[[ EXTRACTED RECORDS, beginning ]]

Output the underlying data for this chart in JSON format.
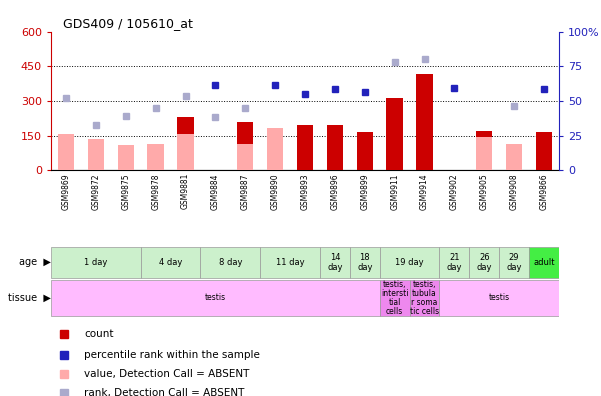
{
  "title": "GDS409 / 105610_at",
  "samples": [
    "GSM9869",
    "GSM9872",
    "GSM9875",
    "GSM9878",
    "GSM9881",
    "GSM9884",
    "GSM9887",
    "GSM9890",
    "GSM9893",
    "GSM9896",
    "GSM9899",
    "GSM9911",
    "GSM9914",
    "GSM9902",
    "GSM9905",
    "GSM9908",
    "GSM9866"
  ],
  "count_values": [
    0,
    0,
    0,
    0,
    230,
    0,
    210,
    0,
    195,
    195,
    165,
    315,
    415,
    0,
    170,
    0,
    165
  ],
  "count_absent": [
    155,
    135,
    110,
    115,
    155,
    0,
    115,
    185,
    0,
    0,
    0,
    0,
    0,
    0,
    145,
    115,
    0
  ],
  "percentile_values": [
    0,
    0,
    0,
    0,
    0,
    370,
    0,
    370,
    330,
    350,
    340,
    0,
    0,
    355,
    0,
    0,
    350
  ],
  "percentile_absent": [
    315,
    195,
    235,
    270,
    320,
    230,
    270,
    0,
    0,
    0,
    0,
    470,
    480,
    0,
    0,
    280,
    0
  ],
  "ylim_left": [
    0,
    600
  ],
  "ylim_right": [
    0,
    100
  ],
  "yticks_left": [
    0,
    150,
    300,
    450,
    600
  ],
  "yticks_right": [
    0,
    25,
    50,
    75,
    100
  ],
  "age_groups": [
    {
      "label": "1 day",
      "start": 0,
      "end": 3,
      "color": "#ccf0cc"
    },
    {
      "label": "4 day",
      "start": 3,
      "end": 5,
      "color": "#ccf0cc"
    },
    {
      "label": "8 day",
      "start": 5,
      "end": 7,
      "color": "#ccf0cc"
    },
    {
      "label": "11 day",
      "start": 7,
      "end": 9,
      "color": "#ccf0cc"
    },
    {
      "label": "14\nday",
      "start": 9,
      "end": 10,
      "color": "#ccf0cc"
    },
    {
      "label": "18\nday",
      "start": 10,
      "end": 11,
      "color": "#ccf0cc"
    },
    {
      "label": "19 day",
      "start": 11,
      "end": 13,
      "color": "#ccf0cc"
    },
    {
      "label": "21\nday",
      "start": 13,
      "end": 14,
      "color": "#ccf0cc"
    },
    {
      "label": "26\nday",
      "start": 14,
      "end": 15,
      "color": "#ccf0cc"
    },
    {
      "label": "29\nday",
      "start": 15,
      "end": 16,
      "color": "#ccf0cc"
    },
    {
      "label": "adult",
      "start": 16,
      "end": 17,
      "color": "#44ee44"
    }
  ],
  "tissue_groups": [
    {
      "label": "testis",
      "start": 0,
      "end": 11,
      "color": "#ffbbff"
    },
    {
      "label": "testis,\nintersti\ntial\ncells",
      "start": 11,
      "end": 12,
      "color": "#ee88ee"
    },
    {
      "label": "testis,\ntubula\nr soma\ntic cells",
      "start": 12,
      "end": 13,
      "color": "#ee88ee"
    },
    {
      "label": "testis",
      "start": 13,
      "end": 17,
      "color": "#ffbbff"
    }
  ],
  "bar_color": "#cc0000",
  "bar_absent_color": "#ffaaaa",
  "dot_color": "#2222bb",
  "dot_absent_color": "#aaaacc",
  "bg_color": "#ffffff",
  "plot_bg": "#ffffff",
  "axis_color_left": "#cc0000",
  "axis_color_right": "#2222bb",
  "legend_items": [
    {
      "color": "#cc0000",
      "label": "count"
    },
    {
      "color": "#2222bb",
      "label": "percentile rank within the sample"
    },
    {
      "color": "#ffaaaa",
      "label": "value, Detection Call = ABSENT"
    },
    {
      "color": "#aaaacc",
      "label": "rank, Detection Call = ABSENT"
    }
  ]
}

[[ EXTRACTED RECORDS, end ]]

* THE TASK *
Tally the lines above with "aaaacc", please; number only.

* WRITTEN RESPONSE *
2